Retype the records below exactly as they appear.

── AVAILABLE DATA ──

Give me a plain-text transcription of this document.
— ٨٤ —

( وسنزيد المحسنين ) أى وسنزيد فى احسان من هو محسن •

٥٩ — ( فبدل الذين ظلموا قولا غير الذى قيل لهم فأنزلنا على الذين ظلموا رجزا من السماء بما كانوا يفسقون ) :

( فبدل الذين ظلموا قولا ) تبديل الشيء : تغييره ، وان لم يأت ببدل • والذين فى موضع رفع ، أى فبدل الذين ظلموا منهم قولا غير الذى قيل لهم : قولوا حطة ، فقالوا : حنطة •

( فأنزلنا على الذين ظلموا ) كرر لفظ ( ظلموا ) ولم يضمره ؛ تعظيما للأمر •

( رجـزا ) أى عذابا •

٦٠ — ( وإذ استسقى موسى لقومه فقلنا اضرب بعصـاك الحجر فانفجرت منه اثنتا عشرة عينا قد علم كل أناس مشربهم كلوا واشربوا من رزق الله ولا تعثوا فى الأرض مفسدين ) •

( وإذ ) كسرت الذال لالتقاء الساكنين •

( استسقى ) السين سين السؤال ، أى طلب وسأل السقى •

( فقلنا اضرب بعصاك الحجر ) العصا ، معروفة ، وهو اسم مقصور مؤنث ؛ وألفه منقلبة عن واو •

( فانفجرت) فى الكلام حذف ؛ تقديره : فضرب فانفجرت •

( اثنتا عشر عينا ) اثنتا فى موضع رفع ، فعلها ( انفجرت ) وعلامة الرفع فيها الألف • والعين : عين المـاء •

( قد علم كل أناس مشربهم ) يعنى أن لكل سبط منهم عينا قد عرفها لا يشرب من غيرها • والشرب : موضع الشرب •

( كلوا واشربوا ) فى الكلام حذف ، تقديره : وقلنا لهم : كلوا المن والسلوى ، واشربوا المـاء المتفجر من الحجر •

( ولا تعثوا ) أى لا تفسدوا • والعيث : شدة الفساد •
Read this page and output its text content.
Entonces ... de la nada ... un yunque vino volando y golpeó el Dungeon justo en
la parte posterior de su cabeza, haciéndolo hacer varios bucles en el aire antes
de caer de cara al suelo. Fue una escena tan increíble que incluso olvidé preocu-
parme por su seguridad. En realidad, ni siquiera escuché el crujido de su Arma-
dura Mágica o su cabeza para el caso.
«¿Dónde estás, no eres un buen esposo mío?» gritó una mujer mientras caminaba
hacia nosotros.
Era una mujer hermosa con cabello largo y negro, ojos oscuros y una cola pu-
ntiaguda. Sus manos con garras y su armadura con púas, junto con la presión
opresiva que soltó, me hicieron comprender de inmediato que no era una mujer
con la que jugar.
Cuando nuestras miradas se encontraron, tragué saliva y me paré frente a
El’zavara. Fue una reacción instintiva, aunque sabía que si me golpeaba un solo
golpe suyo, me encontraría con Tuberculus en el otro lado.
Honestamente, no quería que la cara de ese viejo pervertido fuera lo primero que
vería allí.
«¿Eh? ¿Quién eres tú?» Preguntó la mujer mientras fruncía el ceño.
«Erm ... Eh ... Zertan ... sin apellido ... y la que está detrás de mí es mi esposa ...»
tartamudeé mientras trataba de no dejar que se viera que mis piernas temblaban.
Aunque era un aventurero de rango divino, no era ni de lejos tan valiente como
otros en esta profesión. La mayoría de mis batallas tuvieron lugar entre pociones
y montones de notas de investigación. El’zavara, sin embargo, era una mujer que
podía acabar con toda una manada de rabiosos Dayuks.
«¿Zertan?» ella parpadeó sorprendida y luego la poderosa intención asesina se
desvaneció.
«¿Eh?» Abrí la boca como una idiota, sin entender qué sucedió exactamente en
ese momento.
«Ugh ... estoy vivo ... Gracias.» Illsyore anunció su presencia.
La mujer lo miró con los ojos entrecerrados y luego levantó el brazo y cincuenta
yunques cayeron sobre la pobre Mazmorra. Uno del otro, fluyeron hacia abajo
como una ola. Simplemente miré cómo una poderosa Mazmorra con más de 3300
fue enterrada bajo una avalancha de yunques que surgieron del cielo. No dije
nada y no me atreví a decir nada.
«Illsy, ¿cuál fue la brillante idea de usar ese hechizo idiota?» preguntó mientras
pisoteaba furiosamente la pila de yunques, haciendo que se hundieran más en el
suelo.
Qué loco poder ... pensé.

───

### WRITTEN RESPONSE
Give me a plain-text transcription of this document.
— ٨٤ —

( وسنزيد المحسنين ) أى وسنزيد فى احسان من هو محسن •

٥٩ — ( فبدل الذين ظلموا قولا غير الذى قيل لهم فأنزلنا على الذين ظلموا رجزا من السماء بما كانوا يفسقون ) :

( فبدل الذين ظلموا قولا ) تبديل الشيء : تغييره ، وان لم يأت ببدل • والذين فى موضع رفع ، أى فبدل الذين ظلموا منهم قولا غير الذى قيل لهم : قولوا حطة ، فقالوا : حنطة •

( فأنزلنا على الذين ظلموا ) كرر لفظ ( ظلموا ) ولم يضمره ؛ تعظيما للأمر •

( رجـزا ) أى عذابا •

٦٠ — ( وإذ استسقى موسى لقومه فقلنا اضرب بعصـاك الحجر فانفجرت منه اثنتا عشرة عينا قد علم كل أناس مشربهم كلوا واشربوا من رزق الله ولا تعثوا فى الأرض مفسدين ) •

( وإذ ) كسرت الذال لالتقاء الساكنين •

( استسقى ) السين سين السؤال ، أى طلب وسأل السقى •

( فقلنا اضرب بعصاك الحجر ) العصا ، معروفة ، وهو اسم مقصور مؤنث ؛ وألفه منقلبة عن واو •

( فانفجرت) فى الكلام حذف ؛ تقديره : فضرب فانفجرت •

( اثنتا عشر عينا ) اثنتا فى موضع رفع ، فعلها ( انفجرت ) وعلامة الرفع فيها الألف • والعين : عين المـاء •

( قد علم كل أناس مشربهم ) يعنى أن لكل سبط منهم عينا قد عرفها لا يشرب من غيرها • والشرب : موضع الشرب •

( كلوا واشربوا ) فى الكلام حذف ، تقديره : وقلنا لهم : كلوا المن والسلوى ، واشربوا المـاء المتفجر من الحجر •

( ولا تعثوا ) أى لا تفسدوا • والعيث : شدة الفساد •
Read this page and output its text content.
Entonces ... de la nada ... un yunque vino volando y golpeó el Dungeon justo en
la parte posterior de su cabeza, haciéndolo hacer varios bucles en el aire antes
de caer de cara al suelo. Fue una escena tan increíble que incluso olvidé preocu-
parme por su seguridad. En realidad, ni siquiera escuché el crujido de su Arma-
dura Mágica o su cabeza para el caso.
«¿Dónde estás, no eres un buen esposo mío?» gritó una mujer mientras caminaba
hacia nosotros.
Era una mujer hermosa con cabello largo y negro, ojos oscuros y una cola pu-
ntiaguda. Sus manos con garras y su armadura con púas, junto con la presión
opresiva que soltó, me hicieron comprender de inmediato que no era una mujer
con la que jugar.
Cuando nuestras miradas se encontraron, tragué saliva y me paré frente a
El’zavara. Fue una reacción instintiva, aunque sabía que si me golpeaba un solo
golpe suyo, me encontraría con Tuberculus en el otro lado.
Honestamente, no quería que la cara de ese viejo pervertido fuera lo primero que
vería allí.
«¿Eh? ¿Quién eres tú?» Preguntó la mujer mientras fruncía el ceño.
«Erm ... Eh ... Zertan ... sin apellido ... y la que está detrás de mí es mi esposa ...»
tartamudeé mientras trataba de no dejar que se viera que mis piernas temblaban.
Aunque era un aventurero de rango divino, no era ni de lejos tan valiente como
otros en esta profesión. La mayoría de mis batallas tuvieron lugar entre pociones
y montones de notas de investigación. El’zavara, sin embargo, era una mujer que
podía acabar con toda una manada de rabiosos Dayuks.
«¿Zertan?» ella parpadeó sorprendida y luego la poderosa intención asesina se
desvaneció.
«¿Eh?» Abrí la boca como una idiota, sin entender qué sucedió exactamente en
ese momento.
«Ugh ... estoy vivo ... Gracias.» Illsyore anunció su presencia.
La mujer lo miró con los ojos entrecerrados y luego levantó el brazo y cincuenta
yunques cayeron sobre la pobre Mazmorra. Uno del otro, fluyeron hacia abajo
como una ola. Simplemente miré cómo una poderosa Mazmorra con más de 3300
fue enterrada bajo una avalancha de yunques que surgieron del cielo. No dije
nada y no me atreví a decir nada.
«Illsy, ¿cuál fue la brillante idea de usar ese hechizo idiota?» preguntó mientras
pisoteaba furiosamente la pila de yunques, haciendo que se hundieran más en el
suelo.
Qué loco poder ... pensé.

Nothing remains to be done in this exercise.